--- start of Input for this task ---
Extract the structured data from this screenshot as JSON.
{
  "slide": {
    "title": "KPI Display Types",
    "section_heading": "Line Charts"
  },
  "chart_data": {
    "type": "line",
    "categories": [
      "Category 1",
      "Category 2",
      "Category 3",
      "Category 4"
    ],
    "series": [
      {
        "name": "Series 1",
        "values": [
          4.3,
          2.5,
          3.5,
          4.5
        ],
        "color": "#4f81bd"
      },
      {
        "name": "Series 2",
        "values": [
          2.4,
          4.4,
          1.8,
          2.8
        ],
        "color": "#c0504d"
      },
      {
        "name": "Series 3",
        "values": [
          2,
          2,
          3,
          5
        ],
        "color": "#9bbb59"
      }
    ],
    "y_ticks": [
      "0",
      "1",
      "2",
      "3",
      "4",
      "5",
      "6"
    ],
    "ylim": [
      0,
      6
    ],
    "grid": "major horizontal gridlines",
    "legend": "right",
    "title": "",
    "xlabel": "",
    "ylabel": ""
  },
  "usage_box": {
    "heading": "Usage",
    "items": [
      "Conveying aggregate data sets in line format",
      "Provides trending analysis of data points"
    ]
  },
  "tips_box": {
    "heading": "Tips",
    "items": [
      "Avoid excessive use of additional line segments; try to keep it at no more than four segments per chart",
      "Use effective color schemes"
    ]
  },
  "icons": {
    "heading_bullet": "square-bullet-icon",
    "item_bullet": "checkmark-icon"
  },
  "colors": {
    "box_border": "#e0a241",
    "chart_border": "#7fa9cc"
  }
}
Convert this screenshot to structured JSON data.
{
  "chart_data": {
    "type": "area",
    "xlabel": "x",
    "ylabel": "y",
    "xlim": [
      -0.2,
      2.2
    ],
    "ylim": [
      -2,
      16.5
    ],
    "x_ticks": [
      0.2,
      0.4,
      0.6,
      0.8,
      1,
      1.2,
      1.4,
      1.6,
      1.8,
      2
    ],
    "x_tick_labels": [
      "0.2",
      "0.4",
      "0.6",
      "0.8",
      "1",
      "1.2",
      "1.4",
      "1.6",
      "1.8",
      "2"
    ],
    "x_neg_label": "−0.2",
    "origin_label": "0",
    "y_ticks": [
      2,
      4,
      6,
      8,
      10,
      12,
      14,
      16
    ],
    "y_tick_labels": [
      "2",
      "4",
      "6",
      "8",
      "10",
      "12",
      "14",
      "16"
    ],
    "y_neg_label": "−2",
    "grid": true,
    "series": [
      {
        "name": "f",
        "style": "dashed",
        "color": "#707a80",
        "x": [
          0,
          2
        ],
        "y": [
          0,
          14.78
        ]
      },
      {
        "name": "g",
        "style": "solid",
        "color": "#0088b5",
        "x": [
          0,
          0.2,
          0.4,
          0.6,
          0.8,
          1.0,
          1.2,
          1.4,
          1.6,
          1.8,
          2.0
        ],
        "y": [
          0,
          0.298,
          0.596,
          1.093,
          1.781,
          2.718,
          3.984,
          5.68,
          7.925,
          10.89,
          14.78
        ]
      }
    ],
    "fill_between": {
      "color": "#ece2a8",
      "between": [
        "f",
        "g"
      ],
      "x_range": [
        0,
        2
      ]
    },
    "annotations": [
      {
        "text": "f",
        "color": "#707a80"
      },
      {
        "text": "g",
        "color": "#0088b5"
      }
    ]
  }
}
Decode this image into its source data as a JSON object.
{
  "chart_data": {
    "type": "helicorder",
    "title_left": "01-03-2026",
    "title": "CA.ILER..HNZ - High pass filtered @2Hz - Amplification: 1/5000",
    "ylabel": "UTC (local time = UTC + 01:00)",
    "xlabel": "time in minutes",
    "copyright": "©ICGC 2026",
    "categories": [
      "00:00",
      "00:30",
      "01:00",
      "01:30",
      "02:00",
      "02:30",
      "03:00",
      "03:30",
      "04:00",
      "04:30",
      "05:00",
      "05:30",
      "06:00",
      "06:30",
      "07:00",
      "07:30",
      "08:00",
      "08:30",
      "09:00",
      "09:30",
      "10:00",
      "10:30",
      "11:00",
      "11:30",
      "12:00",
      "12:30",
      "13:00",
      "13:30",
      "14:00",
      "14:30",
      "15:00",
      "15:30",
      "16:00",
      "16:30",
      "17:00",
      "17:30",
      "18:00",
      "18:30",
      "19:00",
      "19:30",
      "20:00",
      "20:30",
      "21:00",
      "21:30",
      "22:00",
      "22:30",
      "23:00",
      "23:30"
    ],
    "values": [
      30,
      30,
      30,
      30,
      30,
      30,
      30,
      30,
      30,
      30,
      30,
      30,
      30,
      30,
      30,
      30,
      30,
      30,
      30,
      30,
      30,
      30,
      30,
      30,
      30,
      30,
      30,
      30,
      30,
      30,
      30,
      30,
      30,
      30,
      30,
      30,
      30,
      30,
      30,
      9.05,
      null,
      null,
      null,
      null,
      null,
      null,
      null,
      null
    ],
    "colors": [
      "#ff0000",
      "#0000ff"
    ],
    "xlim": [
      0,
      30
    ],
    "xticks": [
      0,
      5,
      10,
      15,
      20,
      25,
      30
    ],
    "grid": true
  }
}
--- end of Input for this task ---
Set task:
Reproduce each entry above exactly, keeping every word.

Result below:
Extract the structured data from this screenshot as JSON.
{
  "slide": {
    "title": "KPI Display Types",
    "section_heading": "Line Charts"
  },
  "chart_data": {
    "type": "line",
    "categories": [
      "Category 1",
      "Category 2",
      "Category 3",
      "Category 4"
    ],
    "series": [
      {
        "name": "Series 1",
        "values": [
          4.3,
          2.5,
          3.5,
          4.5
        ],
        "color": "#4f81bd"
      },
      {
        "name": "Series 2",
        "values": [
          2.4,
          4.4,
          1.8,
          2.8
        ],
        "color": "#c0504d"
      },
      {
        "name": "Series 3",
        "values": [
          2,
          2,
          3,
          5
        ],
        "color": "#9bbb59"
      }
    ],
    "y_ticks": [
      "0",
      "1",
      "2",
      "3",
      "4",
      "5",
      "6"
    ],
    "ylim": [
      0,
      6
    ],
    "grid": "major horizontal gridlines",
    "legend": "right",
    "title": "",
    "xlabel": "",
    "ylabel": ""
  },
  "usage_box": {
    "heading": "Usage",
    "items": [
      "Conveying aggregate data sets in line format",
      "Provides trending analysis of data points"
    ]
  },
  "tips_box": {
    "heading": "Tips",
    "items": [
      "Avoid excessive use of additional line segments; try to keep it at no more than four segments per chart",
      "Use effective color schemes"
    ]
  },
  "icons": {
    "heading_bullet": "square-bullet-icon",
    "item_bullet": "checkmark-icon"
  },
  "colors": {
    "box_border": "#e0a241",
    "chart_border": "#7fa9cc"
  }
}
Convert this screenshot to structured JSON data.
{
  "chart_data": {
    "type": "area",
    "xlabel": "x",
    "ylabel": "y",
    "xlim": [
      -0.2,
      2.2
    ],
    "ylim": [
      -2,
      16.5
    ],
    "x_ticks": [
      0.2,
      0.4,
      0.6,
      0.8,
      1,
      1.2,
      1.4,
      1.6,
      1.8,
      2
    ],
    "x_tick_labels": [
      "0.2",
      "0.4",
      "0.6",
      "0.8",
      "1",
      "1.2",
      "1.4",
      "1.6",
      "1.8",
      "2"
    ],
    "x_neg_label": "−0.2",
    "origin_label": "0",
    "y_ticks": [
      2,
      4,
      6,
      8,
      10,
      12,
      14,
      16
    ],
    "y_tick_labels": [
      "2",
      "4",
      "6",
      "8",
      "10",
      "12",
      "14",
      "16"
    ],
    "y_neg_label": "−2",
    "grid": true,
    "series": [
      {
        "name": "f",
        "style": "dashed",
        "color": "#707a80",
        "x": [
          0,
          2
        ],
        "y": [
          0,
          14.78
        ]
      },
      {
        "name": "g",
        "style": "solid",
        "color": "#0088b5",
        "x": [
          0,
          0.2,
          0.4,
          0.6,
          0.8,
          1.0,
          1.2,
          1.4,
          1.6,
          1.8,
          2.0
        ],
        "y": [
          0,
          0.298,
          0.596,
          1.093,
          1.781,
          2.718,
          3.984,
          5.68,
          7.925,
          10.89,
          14.78
        ]
      }
    ],
    "fill_between": {
      "color": "#ece2a8",
      "between": [
        "f",
        "g"
      ],
      "x_range": [
        0,
        2
      ]
    },
    "annotations": [
      {
        "text": "f",
        "color": "#707a80"
      },
      {
        "text": "g",
        "color": "#0088b5"
      }
    ]
  }
}
Decode this image into its source data as a JSON object.
{
  "chart_data": {
    "type": "helicorder",
    "title_left": "01-03-2026",
    "title": "CA.ILER..HNZ - High pass filtered @2Hz - Amplification: 1/5000",
    "ylabel": "UTC (local time = UTC + 01:00)",
    "xlabel": "time in minutes",
    "copyright": "©ICGC 2026",
    "categories": [
      "00:00",
      "00:30",
      "01:00",
      "01:30",
      "02:00",
      "02:30",
      "03:00",
      "03:30",
      "04:00",
      "04:30",
      "05:00",
      "05:30",
      "06:00",
      "06:30",
      "07:00",
      "07:30",
      "08:00",
      "08:30",
      "09:00",
      "09:30",
      "10:00",
      "10:30",
      "11:00",
      "11:30",
      "12:00",
      "12:30",
      "13:00",
      "13:30",
      "14:00",
      "14:30",
      "15:00",
      "15:30",
      "16:00",
      "16:30",
      "17:00",
      "17:30",
      "18:00",
      "18:30",
      "19:00",
      "19:30",
      "20:00",
      "20:30",
      "21:00",
      "21:30",
      "22:00",
      "22:30",
      "23:00",
      "23:30"
    ],
    "values": [
      30,
      30,
      30,
      30,
      30,
      30,
      30,
      30,
      30,
      30,
      30,
      30,
      30,
      30,
      30,
      30,
      30,
      30,
      30,
      30,
      30,
      30,
      30,
      30,
      30,
      30,
      30,
      30,
      30,
      30,
      30,
      30,
      30,
      30,
      30,
      30,
      30,
      30,
      30,
      9.05,
      null,
      null,
      null,
      null,
      null,
      null,
      null,
      null
    ],
    "colors": [
      "#ff0000",
      "#0000ff"
    ],
    "xlim": [
      0,
      30
    ],
    "xticks": [
      0,
      5,
      10,
      15,
      20,
      25,
      30
    ],
    "grid": true
  }
}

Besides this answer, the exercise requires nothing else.